■ What the task requires ■
Extract all lines containing "Filing".

■ Task inputs ■
** START **
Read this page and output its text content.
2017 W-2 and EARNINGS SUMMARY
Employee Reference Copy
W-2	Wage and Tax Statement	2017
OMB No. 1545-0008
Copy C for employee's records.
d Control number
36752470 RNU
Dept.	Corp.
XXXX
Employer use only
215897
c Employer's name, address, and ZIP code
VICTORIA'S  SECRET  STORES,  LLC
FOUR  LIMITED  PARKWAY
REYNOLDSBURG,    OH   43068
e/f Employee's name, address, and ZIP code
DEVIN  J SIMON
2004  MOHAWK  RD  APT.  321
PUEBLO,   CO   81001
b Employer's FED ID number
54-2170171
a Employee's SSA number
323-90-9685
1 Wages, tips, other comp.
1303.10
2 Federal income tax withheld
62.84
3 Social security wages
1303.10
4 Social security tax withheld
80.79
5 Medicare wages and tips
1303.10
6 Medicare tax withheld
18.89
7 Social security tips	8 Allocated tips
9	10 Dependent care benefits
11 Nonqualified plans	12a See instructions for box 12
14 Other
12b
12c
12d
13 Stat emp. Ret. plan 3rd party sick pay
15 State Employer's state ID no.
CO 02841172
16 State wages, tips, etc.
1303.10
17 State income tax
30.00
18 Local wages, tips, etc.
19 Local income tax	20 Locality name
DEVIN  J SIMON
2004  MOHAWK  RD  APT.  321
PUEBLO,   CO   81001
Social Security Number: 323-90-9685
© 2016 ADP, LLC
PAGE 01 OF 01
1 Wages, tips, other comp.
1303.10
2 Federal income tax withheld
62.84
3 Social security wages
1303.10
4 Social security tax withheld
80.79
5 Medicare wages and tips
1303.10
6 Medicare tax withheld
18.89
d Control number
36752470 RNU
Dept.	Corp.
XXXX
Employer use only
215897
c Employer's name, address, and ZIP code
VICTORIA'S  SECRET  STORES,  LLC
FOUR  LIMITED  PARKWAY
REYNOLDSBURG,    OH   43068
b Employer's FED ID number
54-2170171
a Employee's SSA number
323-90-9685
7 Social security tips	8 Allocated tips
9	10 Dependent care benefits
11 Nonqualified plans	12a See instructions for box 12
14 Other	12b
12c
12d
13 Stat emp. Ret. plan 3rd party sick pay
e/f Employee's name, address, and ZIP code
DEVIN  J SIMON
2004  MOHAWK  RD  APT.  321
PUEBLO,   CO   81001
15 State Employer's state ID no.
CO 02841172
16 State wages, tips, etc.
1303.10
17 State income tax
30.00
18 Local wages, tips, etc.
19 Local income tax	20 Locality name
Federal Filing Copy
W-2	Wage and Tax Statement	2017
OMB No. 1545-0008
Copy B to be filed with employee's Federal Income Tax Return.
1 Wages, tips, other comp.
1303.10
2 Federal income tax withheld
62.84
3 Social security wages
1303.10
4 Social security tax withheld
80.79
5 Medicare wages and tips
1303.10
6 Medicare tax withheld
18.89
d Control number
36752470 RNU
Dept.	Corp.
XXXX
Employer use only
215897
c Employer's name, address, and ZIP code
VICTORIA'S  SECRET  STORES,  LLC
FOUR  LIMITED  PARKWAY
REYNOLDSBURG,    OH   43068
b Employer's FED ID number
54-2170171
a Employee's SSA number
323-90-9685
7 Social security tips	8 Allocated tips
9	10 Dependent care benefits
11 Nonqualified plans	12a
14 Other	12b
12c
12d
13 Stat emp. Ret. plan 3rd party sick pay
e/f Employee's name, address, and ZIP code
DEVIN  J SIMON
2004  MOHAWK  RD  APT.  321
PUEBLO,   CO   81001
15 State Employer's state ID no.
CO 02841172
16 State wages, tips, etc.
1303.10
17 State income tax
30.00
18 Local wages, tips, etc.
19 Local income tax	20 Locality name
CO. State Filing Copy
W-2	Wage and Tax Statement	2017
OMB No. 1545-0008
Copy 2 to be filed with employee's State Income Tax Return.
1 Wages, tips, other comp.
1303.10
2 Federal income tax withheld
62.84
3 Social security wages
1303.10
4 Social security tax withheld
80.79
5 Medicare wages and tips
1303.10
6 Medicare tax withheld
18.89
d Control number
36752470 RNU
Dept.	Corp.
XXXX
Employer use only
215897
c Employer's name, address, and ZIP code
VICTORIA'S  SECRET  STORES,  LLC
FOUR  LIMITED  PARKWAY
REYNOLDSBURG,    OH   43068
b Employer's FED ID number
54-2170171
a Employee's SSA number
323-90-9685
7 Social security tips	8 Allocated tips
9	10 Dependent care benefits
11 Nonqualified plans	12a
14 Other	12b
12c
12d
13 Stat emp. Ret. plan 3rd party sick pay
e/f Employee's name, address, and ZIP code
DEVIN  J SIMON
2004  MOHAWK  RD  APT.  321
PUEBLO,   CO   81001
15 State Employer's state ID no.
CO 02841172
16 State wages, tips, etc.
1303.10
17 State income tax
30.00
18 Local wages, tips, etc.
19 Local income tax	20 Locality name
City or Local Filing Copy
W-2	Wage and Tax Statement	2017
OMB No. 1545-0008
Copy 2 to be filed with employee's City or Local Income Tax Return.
** END **
■ Output of the exercise ■
Federal Filing Copy
CO. State Filing Copy
City or Local Filing Copy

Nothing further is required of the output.